▶ [Items]:
+ + + +

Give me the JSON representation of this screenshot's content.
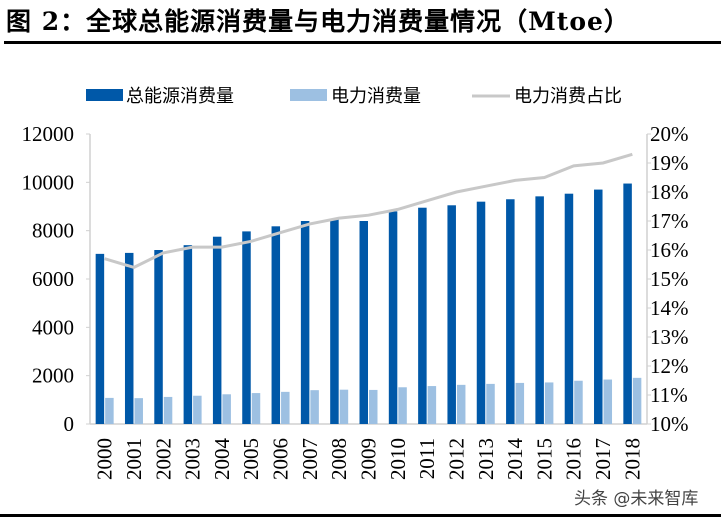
{
  "title": "图 2：全球总能源消费量与电力消费量情况（Mtoe）",
  "watermark": "头条 @未来智库",
  "chart_data": {
    "type": "bar",
    "title": "图 2：全球总能源消费量与电力消费量情况（Mtoe）",
    "categories": [
      "2000",
      "2001",
      "2002",
      "2003",
      "2004",
      "2005",
      "2006",
      "2007",
      "2008",
      "2009",
      "2010",
      "2011",
      "2012",
      "2013",
      "2014",
      "2015",
      "2016",
      "2017",
      "2018"
    ],
    "series": [
      {
        "name": "总能源消费量",
        "type": "bar",
        "axis": "left",
        "color": "#0058a8",
        "values": [
          7040,
          7080,
          7200,
          7400,
          7750,
          7970,
          8180,
          8400,
          8500,
          8400,
          8800,
          8950,
          9050,
          9200,
          9300,
          9420,
          9530,
          9700,
          9950
        ]
      },
      {
        "name": "电力消费量",
        "type": "bar",
        "axis": "left",
        "color": "#9dc0e2",
        "values": [
          1080,
          1070,
          1120,
          1170,
          1230,
          1280,
          1330,
          1400,
          1420,
          1410,
          1520,
          1570,
          1620,
          1660,
          1700,
          1720,
          1790,
          1840,
          1910
        ]
      },
      {
        "name": "电力消费占比",
        "type": "line",
        "axis": "right",
        "color": "#c8c8c8",
        "values": [
          15.7,
          15.4,
          15.9,
          16.1,
          16.1,
          16.3,
          16.6,
          16.9,
          17.1,
          17.2,
          17.4,
          17.7,
          18.0,
          18.2,
          18.4,
          18.5,
          18.9,
          19.0,
          19.3
        ]
      }
    ],
    "ylim": [
      0,
      12000
    ],
    "yticks": [
      "0",
      "2000",
      "4000",
      "6000",
      "8000",
      "10000",
      "12000"
    ],
    "y2lim": [
      10,
      20
    ],
    "y2ticks": [
      "10%",
      "11%",
      "12%",
      "13%",
      "14%",
      "15%",
      "16%",
      "17%",
      "18%",
      "19%",
      "20%"
    ],
    "xlabel": "",
    "ylabel": "",
    "y2label": "",
    "legend": "top",
    "grid": false
  }
}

+ + + +

▶ [What to work on]:
Repeat each entry exactly as given; no pictures belong in the copy.

▶ [Solution]:
Give me the JSON representation of this screenshot's content.
{
  "title": "图 2：全球总能源消费量与电力消费量情况（Mtoe）",
  "watermark": "头条 @未来智库",
  "chart_data": {
    "type": "bar",
    "title": "图 2：全球总能源消费量与电力消费量情况（Mtoe）",
    "categories": [
      "2000",
      "2001",
      "2002",
      "2003",
      "2004",
      "2005",
      "2006",
      "2007",
      "2008",
      "2009",
      "2010",
      "2011",
      "2012",
      "2013",
      "2014",
      "2015",
      "2016",
      "2017",
      "2018"
    ],
    "series": [
      {
        "name": "总能源消费量",
        "type": "bar",
        "axis": "left",
        "color": "#0058a8",
        "values": [
          7040,
          7080,
          7200,
          7400,
          7750,
          7970,
          8180,
          8400,
          8500,
          8400,
          8800,
          8950,
          9050,
          9200,
          9300,
          9420,
          9530,
          9700,
          9950
        ]
      },
      {
        "name": "电力消费量",
        "type": "bar",
        "axis": "left",
        "color": "#9dc0e2",
        "values": [
          1080,
          1070,
          1120,
          1170,
          1230,
          1280,
          1330,
          1400,
          1420,
          1410,
          1520,
          1570,
          1620,
          1660,
          1700,
          1720,
          1790,
          1840,
          1910
        ]
      },
      {
        "name": "电力消费占比",
        "type": "line",
        "axis": "right",
        "color": "#c8c8c8",
        "values": [
          15.7,
          15.4,
          15.9,
          16.1,
          16.1,
          16.3,
          16.6,
          16.9,
          17.1,
          17.2,
          17.4,
          17.7,
          18.0,
          18.2,
          18.4,
          18.5,
          18.9,
          19.0,
          19.3
        ]
      }
    ],
    "ylim": [
      0,
      12000
    ],
    "yticks": [
      "0",
      "2000",
      "4000",
      "6000",
      "8000",
      "10000",
      "12000"
    ],
    "y2lim": [
      10,
      20
    ],
    "y2ticks": [
      "10%",
      "11%",
      "12%",
      "13%",
      "14%",
      "15%",
      "16%",
      "17%",
      "18%",
      "19%",
      "20%"
    ],
    "xlabel": "",
    "ylabel": "",
    "y2label": "",
    "legend": "top",
    "grid": false
  }
}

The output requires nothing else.